» PROBLEM TO SOLVE
Every line below needs to be reproduced exactly.

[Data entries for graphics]
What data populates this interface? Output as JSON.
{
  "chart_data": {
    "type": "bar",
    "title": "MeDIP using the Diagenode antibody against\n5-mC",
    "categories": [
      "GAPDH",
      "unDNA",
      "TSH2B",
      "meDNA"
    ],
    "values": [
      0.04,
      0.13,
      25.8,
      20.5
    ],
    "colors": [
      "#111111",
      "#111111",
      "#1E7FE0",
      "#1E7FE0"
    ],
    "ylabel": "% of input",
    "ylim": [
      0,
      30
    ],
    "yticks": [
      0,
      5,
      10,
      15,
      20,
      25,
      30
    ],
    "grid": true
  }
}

» RESULT
What data populates this interface? Output as JSON.
{
  "chart_data": {
    "type": "bar",
    "title": "MeDIP using the Diagenode antibody against\n5-mC",
    "categories": [
      "GAPDH",
      "unDNA",
      "TSH2B",
      "meDNA"
    ],
    "values": [
      0.04,
      0.13,
      25.8,
      20.5
    ],
    "colors": [
      "#111111",
      "#111111",
      "#1E7FE0",
      "#1E7FE0"
    ],
    "ylabel": "% of input",
    "ylim": [
      0,
      30
    ],
    "yticks": [
      0,
      5,
      10,
      15,
      20,
      25,
      30
    ],
    "grid": true
  }
}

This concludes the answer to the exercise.